Goal of the exercise: Rewrite the lines from the first one through the one containing "924, 415, 992]", both included, as a numbered list, omitting any blank lines.

Source data:
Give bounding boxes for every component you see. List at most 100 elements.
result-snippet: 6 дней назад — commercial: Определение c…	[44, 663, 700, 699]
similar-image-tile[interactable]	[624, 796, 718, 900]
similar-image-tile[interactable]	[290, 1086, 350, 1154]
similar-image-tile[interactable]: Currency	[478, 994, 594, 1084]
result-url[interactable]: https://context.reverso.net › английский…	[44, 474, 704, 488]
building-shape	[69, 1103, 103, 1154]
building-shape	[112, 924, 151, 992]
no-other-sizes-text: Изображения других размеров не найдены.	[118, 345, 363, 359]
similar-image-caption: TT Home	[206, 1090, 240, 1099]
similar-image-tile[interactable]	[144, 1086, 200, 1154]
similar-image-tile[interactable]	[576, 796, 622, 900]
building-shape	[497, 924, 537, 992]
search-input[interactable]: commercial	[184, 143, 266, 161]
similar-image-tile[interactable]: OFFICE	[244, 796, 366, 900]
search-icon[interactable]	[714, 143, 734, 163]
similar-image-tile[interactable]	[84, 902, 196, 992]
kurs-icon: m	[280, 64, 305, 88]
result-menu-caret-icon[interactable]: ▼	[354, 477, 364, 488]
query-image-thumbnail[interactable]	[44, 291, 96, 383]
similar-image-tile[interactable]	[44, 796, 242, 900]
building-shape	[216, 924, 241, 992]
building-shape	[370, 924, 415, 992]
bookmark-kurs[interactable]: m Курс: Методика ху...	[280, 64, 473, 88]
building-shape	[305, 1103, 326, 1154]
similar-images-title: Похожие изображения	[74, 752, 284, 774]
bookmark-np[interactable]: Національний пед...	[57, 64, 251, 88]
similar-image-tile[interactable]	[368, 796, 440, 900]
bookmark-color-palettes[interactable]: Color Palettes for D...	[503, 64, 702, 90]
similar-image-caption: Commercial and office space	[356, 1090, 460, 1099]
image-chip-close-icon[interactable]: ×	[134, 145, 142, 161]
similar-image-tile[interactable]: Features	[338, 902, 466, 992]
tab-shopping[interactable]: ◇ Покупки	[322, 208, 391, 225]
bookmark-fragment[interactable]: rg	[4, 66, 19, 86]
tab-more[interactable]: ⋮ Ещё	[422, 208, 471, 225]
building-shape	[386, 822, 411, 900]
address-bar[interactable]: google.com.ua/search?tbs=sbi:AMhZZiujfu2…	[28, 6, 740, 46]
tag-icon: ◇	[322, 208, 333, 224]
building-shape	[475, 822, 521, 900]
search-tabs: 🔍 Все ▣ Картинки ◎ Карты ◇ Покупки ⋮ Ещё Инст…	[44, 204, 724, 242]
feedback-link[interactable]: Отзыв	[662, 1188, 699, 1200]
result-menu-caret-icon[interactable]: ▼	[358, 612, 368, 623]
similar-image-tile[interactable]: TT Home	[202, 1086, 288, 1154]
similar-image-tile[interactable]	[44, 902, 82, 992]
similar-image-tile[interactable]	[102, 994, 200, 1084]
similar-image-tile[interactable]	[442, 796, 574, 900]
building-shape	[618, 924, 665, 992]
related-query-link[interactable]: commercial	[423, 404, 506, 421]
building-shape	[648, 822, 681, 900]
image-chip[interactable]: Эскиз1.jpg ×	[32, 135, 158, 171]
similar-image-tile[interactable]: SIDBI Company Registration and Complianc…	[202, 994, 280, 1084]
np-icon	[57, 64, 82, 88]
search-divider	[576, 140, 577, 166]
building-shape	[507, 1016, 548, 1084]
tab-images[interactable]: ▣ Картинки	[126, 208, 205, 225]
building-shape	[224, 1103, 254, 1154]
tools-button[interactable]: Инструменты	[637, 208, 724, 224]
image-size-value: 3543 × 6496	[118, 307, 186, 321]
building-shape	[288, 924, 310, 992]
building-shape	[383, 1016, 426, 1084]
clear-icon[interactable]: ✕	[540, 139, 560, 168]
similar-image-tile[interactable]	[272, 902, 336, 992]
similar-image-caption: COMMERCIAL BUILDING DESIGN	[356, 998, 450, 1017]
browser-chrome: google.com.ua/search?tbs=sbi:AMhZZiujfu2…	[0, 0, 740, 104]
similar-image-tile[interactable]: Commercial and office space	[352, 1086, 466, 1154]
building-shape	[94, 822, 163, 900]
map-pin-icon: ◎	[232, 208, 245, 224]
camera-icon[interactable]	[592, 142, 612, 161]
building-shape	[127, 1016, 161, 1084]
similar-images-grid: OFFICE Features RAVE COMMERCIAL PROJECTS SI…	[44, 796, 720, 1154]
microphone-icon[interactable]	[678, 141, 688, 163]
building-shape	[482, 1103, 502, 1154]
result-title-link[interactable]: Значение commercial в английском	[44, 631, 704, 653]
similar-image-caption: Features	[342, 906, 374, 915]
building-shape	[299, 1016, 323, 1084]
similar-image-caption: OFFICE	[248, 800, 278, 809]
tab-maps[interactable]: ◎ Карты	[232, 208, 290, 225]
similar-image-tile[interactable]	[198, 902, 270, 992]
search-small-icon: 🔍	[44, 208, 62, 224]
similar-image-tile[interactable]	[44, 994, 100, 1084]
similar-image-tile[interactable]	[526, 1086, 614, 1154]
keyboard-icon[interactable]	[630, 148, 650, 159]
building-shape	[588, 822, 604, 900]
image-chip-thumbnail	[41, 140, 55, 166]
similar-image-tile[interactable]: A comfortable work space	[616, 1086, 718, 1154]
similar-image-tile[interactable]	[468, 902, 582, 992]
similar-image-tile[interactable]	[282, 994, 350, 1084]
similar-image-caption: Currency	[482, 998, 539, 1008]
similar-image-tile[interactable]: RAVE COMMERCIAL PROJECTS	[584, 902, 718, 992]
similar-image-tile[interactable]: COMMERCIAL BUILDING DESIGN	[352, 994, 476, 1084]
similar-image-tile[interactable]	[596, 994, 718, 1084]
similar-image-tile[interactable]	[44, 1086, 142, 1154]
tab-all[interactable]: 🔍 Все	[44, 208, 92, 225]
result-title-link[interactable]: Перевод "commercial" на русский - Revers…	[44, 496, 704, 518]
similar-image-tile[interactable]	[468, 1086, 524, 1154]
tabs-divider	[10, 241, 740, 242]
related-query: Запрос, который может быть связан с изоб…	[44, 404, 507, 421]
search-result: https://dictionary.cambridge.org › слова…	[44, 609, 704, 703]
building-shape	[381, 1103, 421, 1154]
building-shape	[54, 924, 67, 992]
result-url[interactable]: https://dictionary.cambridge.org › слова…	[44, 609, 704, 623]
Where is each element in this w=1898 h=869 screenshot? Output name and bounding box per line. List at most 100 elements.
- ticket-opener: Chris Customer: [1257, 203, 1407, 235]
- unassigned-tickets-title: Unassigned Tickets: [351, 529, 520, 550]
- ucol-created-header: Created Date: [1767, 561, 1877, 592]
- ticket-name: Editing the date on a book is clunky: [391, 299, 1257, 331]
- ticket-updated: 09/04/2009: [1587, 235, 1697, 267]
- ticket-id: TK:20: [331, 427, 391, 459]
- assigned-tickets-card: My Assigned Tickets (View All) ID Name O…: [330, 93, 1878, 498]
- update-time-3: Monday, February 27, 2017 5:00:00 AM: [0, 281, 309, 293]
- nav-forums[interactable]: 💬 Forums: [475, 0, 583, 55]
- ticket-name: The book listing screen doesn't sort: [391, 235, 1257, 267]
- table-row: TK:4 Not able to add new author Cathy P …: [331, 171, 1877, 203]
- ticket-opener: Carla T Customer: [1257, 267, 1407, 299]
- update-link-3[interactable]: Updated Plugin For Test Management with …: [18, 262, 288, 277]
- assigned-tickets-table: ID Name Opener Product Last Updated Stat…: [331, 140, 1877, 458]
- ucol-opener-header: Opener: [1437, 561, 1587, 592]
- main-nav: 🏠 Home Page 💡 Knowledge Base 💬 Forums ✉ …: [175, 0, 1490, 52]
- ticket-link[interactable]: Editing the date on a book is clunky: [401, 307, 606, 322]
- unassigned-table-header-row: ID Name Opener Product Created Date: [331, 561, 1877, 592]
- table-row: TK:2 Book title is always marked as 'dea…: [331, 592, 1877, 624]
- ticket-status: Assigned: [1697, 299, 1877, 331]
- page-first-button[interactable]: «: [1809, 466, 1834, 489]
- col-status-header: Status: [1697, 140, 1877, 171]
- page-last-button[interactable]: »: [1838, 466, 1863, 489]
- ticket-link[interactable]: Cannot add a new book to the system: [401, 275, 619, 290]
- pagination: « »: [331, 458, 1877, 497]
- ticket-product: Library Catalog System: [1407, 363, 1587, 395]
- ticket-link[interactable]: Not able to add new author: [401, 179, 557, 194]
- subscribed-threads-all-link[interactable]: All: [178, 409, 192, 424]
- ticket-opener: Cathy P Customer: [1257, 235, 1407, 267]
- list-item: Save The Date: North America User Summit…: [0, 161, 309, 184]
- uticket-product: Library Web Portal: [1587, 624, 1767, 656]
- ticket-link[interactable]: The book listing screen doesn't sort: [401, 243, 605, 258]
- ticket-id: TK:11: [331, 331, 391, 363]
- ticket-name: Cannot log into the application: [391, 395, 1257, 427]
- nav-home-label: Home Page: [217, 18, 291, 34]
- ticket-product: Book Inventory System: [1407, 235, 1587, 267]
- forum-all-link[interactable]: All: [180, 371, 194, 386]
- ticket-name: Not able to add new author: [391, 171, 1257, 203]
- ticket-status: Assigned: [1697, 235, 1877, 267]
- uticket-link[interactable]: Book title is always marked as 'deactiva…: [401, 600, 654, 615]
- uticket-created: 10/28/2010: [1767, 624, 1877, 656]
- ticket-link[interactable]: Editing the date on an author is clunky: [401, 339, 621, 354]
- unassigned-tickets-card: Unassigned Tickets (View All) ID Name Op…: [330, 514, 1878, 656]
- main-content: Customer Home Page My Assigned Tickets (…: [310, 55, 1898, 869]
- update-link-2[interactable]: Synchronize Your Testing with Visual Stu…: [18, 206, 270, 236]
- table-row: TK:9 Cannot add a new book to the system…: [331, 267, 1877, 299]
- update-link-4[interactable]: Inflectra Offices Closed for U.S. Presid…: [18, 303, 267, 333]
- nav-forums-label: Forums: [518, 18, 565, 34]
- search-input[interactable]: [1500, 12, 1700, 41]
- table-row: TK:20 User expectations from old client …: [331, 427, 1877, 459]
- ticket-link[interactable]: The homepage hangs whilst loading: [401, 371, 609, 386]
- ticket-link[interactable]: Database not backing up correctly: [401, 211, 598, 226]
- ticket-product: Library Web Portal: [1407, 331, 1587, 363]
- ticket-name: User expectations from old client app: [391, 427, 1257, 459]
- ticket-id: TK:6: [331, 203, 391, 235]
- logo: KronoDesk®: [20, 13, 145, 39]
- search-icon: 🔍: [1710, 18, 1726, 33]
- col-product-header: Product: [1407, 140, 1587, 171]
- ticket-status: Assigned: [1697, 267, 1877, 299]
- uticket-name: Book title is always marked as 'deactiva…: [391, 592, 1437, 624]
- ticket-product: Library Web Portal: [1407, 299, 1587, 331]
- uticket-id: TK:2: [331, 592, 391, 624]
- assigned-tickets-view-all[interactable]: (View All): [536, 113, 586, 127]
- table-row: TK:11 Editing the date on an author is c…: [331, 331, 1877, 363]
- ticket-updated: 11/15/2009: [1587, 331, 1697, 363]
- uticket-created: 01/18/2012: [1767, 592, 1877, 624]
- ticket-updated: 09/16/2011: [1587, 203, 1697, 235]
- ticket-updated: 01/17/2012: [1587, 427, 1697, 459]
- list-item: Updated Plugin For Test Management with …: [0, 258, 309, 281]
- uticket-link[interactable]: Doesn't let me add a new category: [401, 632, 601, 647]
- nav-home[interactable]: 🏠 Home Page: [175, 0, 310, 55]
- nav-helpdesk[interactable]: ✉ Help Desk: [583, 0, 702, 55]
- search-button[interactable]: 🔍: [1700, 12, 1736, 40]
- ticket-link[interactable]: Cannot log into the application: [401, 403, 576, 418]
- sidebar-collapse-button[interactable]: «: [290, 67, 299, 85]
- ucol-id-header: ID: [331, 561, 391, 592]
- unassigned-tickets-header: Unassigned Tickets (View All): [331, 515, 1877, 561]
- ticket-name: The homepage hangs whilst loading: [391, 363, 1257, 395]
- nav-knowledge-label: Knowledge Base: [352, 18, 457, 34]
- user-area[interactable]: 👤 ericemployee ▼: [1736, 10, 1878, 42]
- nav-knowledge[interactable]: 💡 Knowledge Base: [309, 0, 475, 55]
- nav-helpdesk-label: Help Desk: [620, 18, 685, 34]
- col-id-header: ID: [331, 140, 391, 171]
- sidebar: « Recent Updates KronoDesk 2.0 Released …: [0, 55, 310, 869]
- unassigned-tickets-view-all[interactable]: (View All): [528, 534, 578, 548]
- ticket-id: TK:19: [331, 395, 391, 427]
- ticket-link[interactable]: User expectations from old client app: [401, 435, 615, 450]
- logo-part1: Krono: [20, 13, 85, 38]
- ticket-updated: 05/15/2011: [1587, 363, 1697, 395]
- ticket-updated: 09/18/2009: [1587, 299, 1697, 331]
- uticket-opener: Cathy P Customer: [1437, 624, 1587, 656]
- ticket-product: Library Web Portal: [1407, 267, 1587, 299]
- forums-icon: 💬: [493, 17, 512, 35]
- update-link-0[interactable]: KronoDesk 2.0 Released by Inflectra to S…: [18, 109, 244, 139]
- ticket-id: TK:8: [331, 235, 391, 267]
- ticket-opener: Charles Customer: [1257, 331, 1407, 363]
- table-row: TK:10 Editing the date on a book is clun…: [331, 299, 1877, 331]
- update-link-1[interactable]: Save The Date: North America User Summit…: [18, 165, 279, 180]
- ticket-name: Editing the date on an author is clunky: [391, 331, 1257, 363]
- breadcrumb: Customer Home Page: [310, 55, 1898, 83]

Exercise solution:
1. Give bounding boxes for every component you see. List at most 100 elements.
2. result-snippet: 6 дней назад — commercial: Определение c…	[44, 663, 700, 699]
3. similar-image-tile[interactable]	[624, 796, 718, 900]
4. similar-image-tile[interactable]	[290, 1086, 350, 1154]
5. similar-image-tile[interactable]: Currency	[478, 994, 594, 1084]
6. result-url[interactable]: https://context.reverso.net › английский…	[44, 474, 704, 488]
7. building-shape	[69, 1103, 103, 1154]
8. building-shape	[112, 924, 151, 992]
9. no-other-sizes-text: Изображения других размеров не найдены.	[118, 345, 363, 359]
10. similar-image-caption: TT Home	[206, 1090, 240, 1099]
11. similar-image-tile[interactable]	[144, 1086, 200, 1154]
12. similar-image-tile[interactable]	[576, 796, 622, 900]
13. building-shape	[497, 924, 537, 992]
14. search-input[interactable]: commercial	[184, 143, 266, 161]
15. similar-image-tile[interactable]: OFFICE	[244, 796, 366, 900]
16. search-icon[interactable]	[714, 143, 734, 163]
17. similar-image-tile[interactable]	[84, 902, 196, 992]
18. kurs-icon: m	[280, 64, 305, 88]
19. result-menu-caret-icon[interactable]: ▼	[354, 477, 364, 488]
20. query-image-thumbnail[interactable]	[44, 291, 96, 383]
21. similar-image-tile[interactable]	[44, 796, 242, 900]
22. building-shape	[216, 924, 241, 992]
23. building-shape	[370, 924, 415, 992]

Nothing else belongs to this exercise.